======== Data
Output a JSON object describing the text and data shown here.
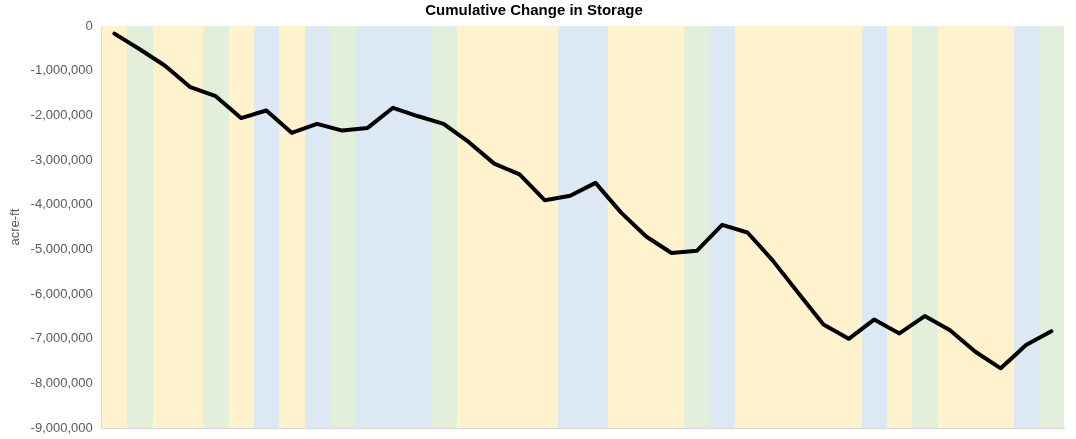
{
  "chart_data": {
    "type": "line",
    "title": "Cumulative Change in Storage",
    "ylabel": "acre-ft",
    "categories": [
      null,
      null,
      null,
      null,
      null,
      null,
      null,
      null,
      null,
      null,
      null,
      null,
      null,
      null,
      null,
      null,
      null,
      null,
      null,
      null,
      null,
      null,
      null,
      null,
      null,
      null,
      null,
      null,
      null,
      null,
      null,
      null,
      null,
      null,
      null,
      null,
      null,
      null
    ],
    "series": [
      {
        "color": "#000000",
        "values": [
          -170000,
          -520000,
          -890000,
          -1370000,
          -1570000,
          -2060000,
          -1890000,
          -2390000,
          -2190000,
          -2340000,
          -2280000,
          -1830000,
          -2020000,
          -2190000,
          -2600000,
          -3080000,
          -3320000,
          -3900000,
          -3800000,
          -3510000,
          -4170000,
          -4710000,
          -5080000,
          -5030000,
          -4450000,
          -4620000,
          -5250000,
          -5970000,
          -6680000,
          -7000000,
          -6570000,
          -6880000,
          -6490000,
          -6810000,
          -7290000,
          -7660000,
          -7140000,
          -6830000
        ]
      }
    ],
    "ylim": [
      -9000000,
      0
    ],
    "yticks": [
      0,
      {
        "value": -1000000,
        "label": "-1,000,000"
      },
      {
        "value": -2000000,
        "label": "-2,000,000"
      },
      {
        "value": -3000000,
        "label": "-3,000,000"
      },
      {
        "value": -4000000,
        "label": "-4,000,000"
      },
      {
        "value": -5000000,
        "label": "-5,000,000"
      },
      {
        "value": -6000000,
        "label": "-6,000,000"
      },
      {
        "value": -7000000,
        "label": "-7,000,000"
      },
      {
        "value": -8000000,
        "label": "-8,000,000"
      },
      {
        "value": -9000000,
        "label": "-9,000,000"
      }
    ],
    "grid": false,
    "legend": false,
    "marker": "none",
    "line_style": "solid"
  }
}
================
__Task to carry out__. Return each line of the data, keeping its wording exact and omitting pictures.

__Response to the exercise__.
Output a JSON object describing the text and data shown here.
{
  "chart_data": {
    "type": "line",
    "title": "Cumulative Change in Storage",
    "ylabel": "acre-ft",
    "categories": [
      null,
      null,
      null,
      null,
      null,
      null,
      null,
      null,
      null,
      null,
      null,
      null,
      null,
      null,
      null,
      null,
      null,
      null,
      null,
      null,
      null,
      null,
      null,
      null,
      null,
      null,
      null,
      null,
      null,
      null,
      null,
      null,
      null,
      null,
      null,
      null,
      null,
      null
    ],
    "series": [
      {
        "color": "#000000",
        "values": [
          -170000,
          -520000,
          -890000,
          -1370000,
          -1570000,
          -2060000,
          -1890000,
          -2390000,
          -2190000,
          -2340000,
          -2280000,
          -1830000,
          -2020000,
          -2190000,
          -2600000,
          -3080000,
          -3320000,
          -3900000,
          -3800000,
          -3510000,
          -4170000,
          -4710000,
          -5080000,
          -5030000,
          -4450000,
          -4620000,
          -5250000,
          -5970000,
          -6680000,
          -7000000,
          -6570000,
          -6880000,
          -6490000,
          -6810000,
          -7290000,
          -7660000,
          -7140000,
          -6830000
        ]
      }
    ],
    "ylim": [
      -9000000,
      0
    ],
    "yticks": [
      0,
      {
        "value": -1000000,
        "label": "-1,000,000"
      },
      {
        "value": -2000000,
        "label": "-2,000,000"
      },
      {
        "value": -3000000,
        "label": "-3,000,000"
      },
      {
        "value": -4000000,
        "label": "-4,000,000"
      },
      {
        "value": -5000000,
        "label": "-5,000,000"
      },
      {
        "value": -6000000,
        "label": "-6,000,000"
      },
      {
        "value": -7000000,
        "label": "-7,000,000"
      },
      {
        "value": -8000000,
        "label": "-8,000,000"
      },
      {
        "value": -9000000,
        "label": "-9,000,000"
      }
    ],
    "grid": false,
    "legend": false,
    "marker": "none",
    "line_style": "solid"
  }
}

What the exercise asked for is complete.